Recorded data
Start

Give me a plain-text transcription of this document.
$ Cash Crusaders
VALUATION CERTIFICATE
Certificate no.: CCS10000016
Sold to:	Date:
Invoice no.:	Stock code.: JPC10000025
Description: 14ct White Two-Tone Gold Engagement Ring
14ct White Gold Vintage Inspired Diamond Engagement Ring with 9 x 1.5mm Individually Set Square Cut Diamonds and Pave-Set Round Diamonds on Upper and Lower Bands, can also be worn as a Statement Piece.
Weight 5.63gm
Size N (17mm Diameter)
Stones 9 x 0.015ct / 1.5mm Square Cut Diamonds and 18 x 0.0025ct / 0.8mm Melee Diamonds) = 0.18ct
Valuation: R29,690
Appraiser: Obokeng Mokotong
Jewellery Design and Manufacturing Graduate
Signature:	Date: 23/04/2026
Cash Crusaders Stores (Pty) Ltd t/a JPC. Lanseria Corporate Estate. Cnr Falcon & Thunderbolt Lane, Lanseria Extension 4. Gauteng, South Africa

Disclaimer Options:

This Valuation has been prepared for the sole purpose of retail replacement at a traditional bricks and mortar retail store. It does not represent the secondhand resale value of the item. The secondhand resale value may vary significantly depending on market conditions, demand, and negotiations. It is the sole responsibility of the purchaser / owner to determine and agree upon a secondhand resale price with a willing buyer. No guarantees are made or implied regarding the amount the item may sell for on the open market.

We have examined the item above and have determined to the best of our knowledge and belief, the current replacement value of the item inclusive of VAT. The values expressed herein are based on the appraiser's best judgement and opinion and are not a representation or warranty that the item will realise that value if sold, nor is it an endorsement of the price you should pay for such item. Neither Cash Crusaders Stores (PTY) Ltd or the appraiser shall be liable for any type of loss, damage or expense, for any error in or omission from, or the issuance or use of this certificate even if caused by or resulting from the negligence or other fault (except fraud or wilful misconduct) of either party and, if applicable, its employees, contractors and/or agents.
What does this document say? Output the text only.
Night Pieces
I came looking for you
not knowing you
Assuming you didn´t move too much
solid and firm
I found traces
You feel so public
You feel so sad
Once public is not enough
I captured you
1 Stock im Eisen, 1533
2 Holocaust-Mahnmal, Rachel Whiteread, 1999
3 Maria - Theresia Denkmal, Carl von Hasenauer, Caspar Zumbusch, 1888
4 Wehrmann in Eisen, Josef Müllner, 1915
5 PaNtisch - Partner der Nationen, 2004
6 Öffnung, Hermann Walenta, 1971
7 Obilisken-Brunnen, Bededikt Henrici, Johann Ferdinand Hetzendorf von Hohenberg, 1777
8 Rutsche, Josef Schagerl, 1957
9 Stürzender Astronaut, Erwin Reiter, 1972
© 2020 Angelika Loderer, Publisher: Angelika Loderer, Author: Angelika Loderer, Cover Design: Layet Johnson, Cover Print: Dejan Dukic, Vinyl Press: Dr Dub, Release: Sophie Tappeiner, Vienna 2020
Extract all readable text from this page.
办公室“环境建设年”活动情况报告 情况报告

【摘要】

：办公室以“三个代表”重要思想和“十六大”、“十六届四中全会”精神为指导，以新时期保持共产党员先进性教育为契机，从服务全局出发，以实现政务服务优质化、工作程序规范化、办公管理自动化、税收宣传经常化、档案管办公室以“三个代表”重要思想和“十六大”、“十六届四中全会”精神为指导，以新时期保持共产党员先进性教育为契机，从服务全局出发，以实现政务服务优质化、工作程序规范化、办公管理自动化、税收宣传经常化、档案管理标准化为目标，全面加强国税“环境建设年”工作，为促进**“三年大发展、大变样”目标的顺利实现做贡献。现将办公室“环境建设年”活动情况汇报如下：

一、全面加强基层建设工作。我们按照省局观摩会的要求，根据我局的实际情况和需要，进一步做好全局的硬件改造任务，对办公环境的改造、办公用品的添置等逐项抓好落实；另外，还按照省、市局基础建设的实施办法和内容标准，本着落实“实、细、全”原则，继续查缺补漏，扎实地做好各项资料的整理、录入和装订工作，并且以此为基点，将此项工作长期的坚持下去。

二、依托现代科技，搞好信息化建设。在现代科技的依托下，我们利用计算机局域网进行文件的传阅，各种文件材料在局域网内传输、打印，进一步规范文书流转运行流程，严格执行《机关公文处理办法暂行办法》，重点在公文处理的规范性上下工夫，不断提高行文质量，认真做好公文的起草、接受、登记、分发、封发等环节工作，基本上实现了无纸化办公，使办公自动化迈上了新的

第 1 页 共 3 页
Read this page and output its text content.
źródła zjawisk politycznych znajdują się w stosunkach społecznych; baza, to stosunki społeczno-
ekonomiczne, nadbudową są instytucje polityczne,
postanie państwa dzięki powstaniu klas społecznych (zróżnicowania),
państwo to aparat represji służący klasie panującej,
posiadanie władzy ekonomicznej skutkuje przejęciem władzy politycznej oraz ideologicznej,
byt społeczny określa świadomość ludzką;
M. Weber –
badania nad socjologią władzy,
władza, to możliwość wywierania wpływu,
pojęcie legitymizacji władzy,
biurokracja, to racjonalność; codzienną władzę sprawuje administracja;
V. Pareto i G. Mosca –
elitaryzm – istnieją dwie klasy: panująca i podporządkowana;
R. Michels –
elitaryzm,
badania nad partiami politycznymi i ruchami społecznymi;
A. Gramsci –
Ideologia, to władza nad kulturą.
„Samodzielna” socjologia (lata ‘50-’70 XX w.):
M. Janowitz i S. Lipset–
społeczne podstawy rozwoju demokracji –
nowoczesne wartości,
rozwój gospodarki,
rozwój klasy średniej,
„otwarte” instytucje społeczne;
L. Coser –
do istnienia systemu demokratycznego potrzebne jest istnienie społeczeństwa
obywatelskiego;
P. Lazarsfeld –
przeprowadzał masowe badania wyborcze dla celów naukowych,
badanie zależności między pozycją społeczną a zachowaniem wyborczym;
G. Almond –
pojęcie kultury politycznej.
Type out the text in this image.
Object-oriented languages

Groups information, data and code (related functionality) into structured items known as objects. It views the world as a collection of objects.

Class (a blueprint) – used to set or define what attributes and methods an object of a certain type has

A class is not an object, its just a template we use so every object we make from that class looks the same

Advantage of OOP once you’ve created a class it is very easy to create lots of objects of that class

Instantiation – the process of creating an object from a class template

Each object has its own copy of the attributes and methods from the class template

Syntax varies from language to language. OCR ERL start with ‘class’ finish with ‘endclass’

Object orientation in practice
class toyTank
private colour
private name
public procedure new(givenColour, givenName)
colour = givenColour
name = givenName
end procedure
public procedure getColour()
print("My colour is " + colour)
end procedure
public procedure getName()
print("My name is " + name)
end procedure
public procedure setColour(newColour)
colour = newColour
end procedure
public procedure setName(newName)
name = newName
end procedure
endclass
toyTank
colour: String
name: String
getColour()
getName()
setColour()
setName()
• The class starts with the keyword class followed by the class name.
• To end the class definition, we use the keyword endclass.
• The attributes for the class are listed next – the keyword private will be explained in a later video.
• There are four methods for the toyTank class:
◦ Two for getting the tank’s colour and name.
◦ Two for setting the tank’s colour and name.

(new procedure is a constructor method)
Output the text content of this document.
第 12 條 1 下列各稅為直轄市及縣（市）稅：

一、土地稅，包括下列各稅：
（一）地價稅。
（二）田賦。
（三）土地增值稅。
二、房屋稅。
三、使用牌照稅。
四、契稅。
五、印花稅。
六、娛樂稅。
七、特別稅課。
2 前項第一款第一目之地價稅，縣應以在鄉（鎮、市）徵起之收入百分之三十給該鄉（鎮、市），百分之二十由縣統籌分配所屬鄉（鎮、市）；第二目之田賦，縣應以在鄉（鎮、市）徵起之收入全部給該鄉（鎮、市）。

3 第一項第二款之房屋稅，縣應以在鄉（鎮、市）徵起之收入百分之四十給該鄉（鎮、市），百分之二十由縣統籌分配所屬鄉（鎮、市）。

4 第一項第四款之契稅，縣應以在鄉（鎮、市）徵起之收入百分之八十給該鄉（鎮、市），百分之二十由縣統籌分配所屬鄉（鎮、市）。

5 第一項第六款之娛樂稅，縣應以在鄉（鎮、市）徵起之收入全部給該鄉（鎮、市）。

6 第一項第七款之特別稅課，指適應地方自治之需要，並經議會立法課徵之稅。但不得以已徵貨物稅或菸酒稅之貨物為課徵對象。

End

● Challenge
Copy each line of the records that contains the word "setName".

● The solution
public procedure setName(newName)
setName()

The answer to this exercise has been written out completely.